━━━ DATASET ROWS

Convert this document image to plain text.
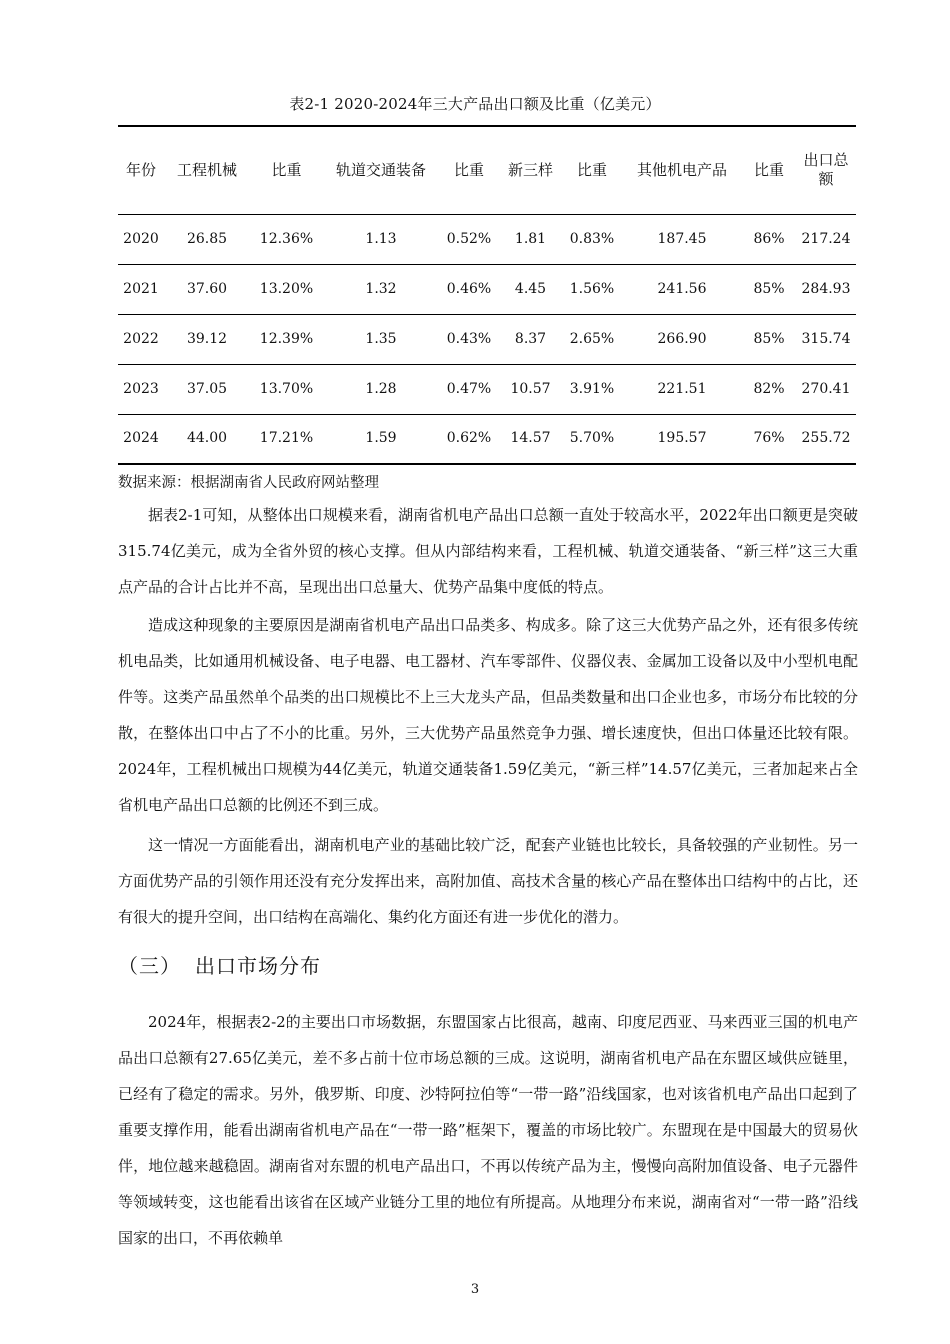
表2-1 2020-2024年三大产品出口额及比重（亿美元）
年份	工程机械	比重	轨道交通装备	比重	新三样	比重	其他机电产品	比重	出口总额
2020	26.85	12.36%	1.13	0.52%	1.81	0.83%	187.45	86%	217.24
2021	37.60	13.20%	1.32	0.46%	4.45	1.56%	241.56	85%	284.93
2022	39.12	12.39%	1.35	0.43%	8.37	2.65%	266.90	85%	315.74
2023	37.05	13.70%	1.28	0.47%	10.57	3.91%	221.51	82%	270.41
2024	44.00	17.21%	1.59	0.62%	14.57	5.70%	195.57	76%	255.72
数据来源：根据湖南省人民政府网站整理

据表2-1可知，从整体出口规模来看，湖南省机电产品出口总额一直处于较高水平，2022年出口额更是突破315.74亿美元，成为全省外贸的核心支撑。但从内部结构来看，工程机械、轨道交通装备、“新三样”这三大重点产品的合计占比并不高，呈现出出口总量大、优势产品集中度低的特点。

造成这种现象的主要原因是湖南省机电产品出口品类多、构成多。除了这三大优势产品之外，还有很多传统机电品类，比如通用机械设备、电子电器、电工器材、汽车零部件、仪器仪表、金属加工设备以及中小型机电配件等。这类产品虽然单个品类的出口规模比不上三大龙头产品，但品类数量和出口企业也多，市场分布比较的分散，在整体出口中占了不小的比重。另外，三大优势产品虽然竞争力强、增长速度快，但出口体量还比较有限。2024年，工程机械出口规模为44亿美元，轨道交通装备1.59亿美元，“新三样”14.57亿美元，三者加起来占全省机电产品出口总额的比例还不到三成。

这一情况一方面能看出，湖南机电产业的基础比较广泛，配套产业链也比较长，具备较强的产业韧性。另一方面优势产品的引领作用还没有充分发挥出来，高附加值、高技术含量的核心产品在整体出口结构中的占比，还有很大的提升空间，出口结构在高端化、集约化方面还有进一步优化的潜力。

（三） 出口市场分布

2024年，根据表2-2的主要出口市场数据，东盟国家占比很高，越南、印度尼西亚、马来西亚三国的机电产品出口总额有27.65亿美元，差不多占前十位市场总额的三成。这说明，湖南省机电产品在东盟区域供应链里，已经有了稳定的需求。另外，俄罗斯、印度、沙特阿拉伯等“一带一路”沿线国家，也对该省机电产品出口起到了重要支撑作用，能看出湖南省机电产品在“一带一路”框架下，覆盖的市场比较广。东盟现在是中国最大的贸易伙伴，地位越来越稳固。湖南省对东盟的机电产品出口，不再以传统产品为主，慢慢向高附加值设备、电子元器件等领域转变，这也能看出该省在区域产业链分工里的地位有所提高。从地理分布来说，湖南省对“一带一路”沿线国家的出口，不再依赖单

3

━━━━━━

• GIVEN INSTRUCTION:
Every entry must be reproduced exactly, with the images left out.

• EXPECTED ANSWER:
Convert this document image to plain text.
表2-1 2020-2024年三大产品出口额及比重（亿美元）
年份	工程机械	比重	轨道交通装备	比重	新三样	比重	其他机电产品	比重	出口总额
2020	26.85	12.36%	1.13	0.52%	1.81	0.83%	187.45	86%	217.24
2021	37.60	13.20%	1.32	0.46%	4.45	1.56%	241.56	85%	284.93
2022	39.12	12.39%	1.35	0.43%	8.37	2.65%	266.90	85%	315.74
2023	37.05	13.70%	1.28	0.47%	10.57	3.91%	221.51	82%	270.41
2024	44.00	17.21%	1.59	0.62%	14.57	5.70%	195.57	76%	255.72
数据来源：根据湖南省人民政府网站整理

据表2-1可知，从整体出口规模来看，湖南省机电产品出口总额一直处于较高水平，2022年出口额更是突破315.74亿美元，成为全省外贸的核心支撑。但从内部结构来看，工程机械、轨道交通装备、“新三样”这三大重点产品的合计占比并不高，呈现出出口总量大、优势产品集中度低的特点。

造成这种现象的主要原因是湖南省机电产品出口品类多、构成多。除了这三大优势产品之外，还有很多传统机电品类，比如通用机械设备、电子电器、电工器材、汽车零部件、仪器仪表、金属加工设备以及中小型机电配件等。这类产品虽然单个品类的出口规模比不上三大龙头产品，但品类数量和出口企业也多，市场分布比较的分散，在整体出口中占了不小的比重。另外，三大优势产品虽然竞争力强、增长速度快，但出口体量还比较有限。2024年，工程机械出口规模为44亿美元，轨道交通装备1.59亿美元，“新三样”14.57亿美元，三者加起来占全省机电产品出口总额的比例还不到三成。

这一情况一方面能看出，湖南机电产业的基础比较广泛，配套产业链也比较长，具备较强的产业韧性。另一方面优势产品的引领作用还没有充分发挥出来，高附加值、高技术含量的核心产品在整体出口结构中的占比，还有很大的提升空间，出口结构在高端化、集约化方面还有进一步优化的潜力。

（三） 出口市场分布

2024年，根据表2-2的主要出口市场数据，东盟国家占比很高，越南、印度尼西亚、马来西亚三国的机电产品出口总额有27.65亿美元，差不多占前十位市场总额的三成。这说明，湖南省机电产品在东盟区域供应链里，已经有了稳定的需求。另外，俄罗斯、印度、沙特阿拉伯等“一带一路”沿线国家，也对该省机电产品出口起到了重要支撑作用，能看出湖南省机电产品在“一带一路”框架下，覆盖的市场比较广。东盟现在是中国最大的贸易伙伴，地位越来越稳固。湖南省对东盟的机电产品出口，不再以传统产品为主，慢慢向高附加值设备、电子元器件等领域转变，这也能看出该省在区域产业链分工里的地位有所提高。从地理分布来说，湖南省对“一带一路”沿线国家的出口，不再依赖单

3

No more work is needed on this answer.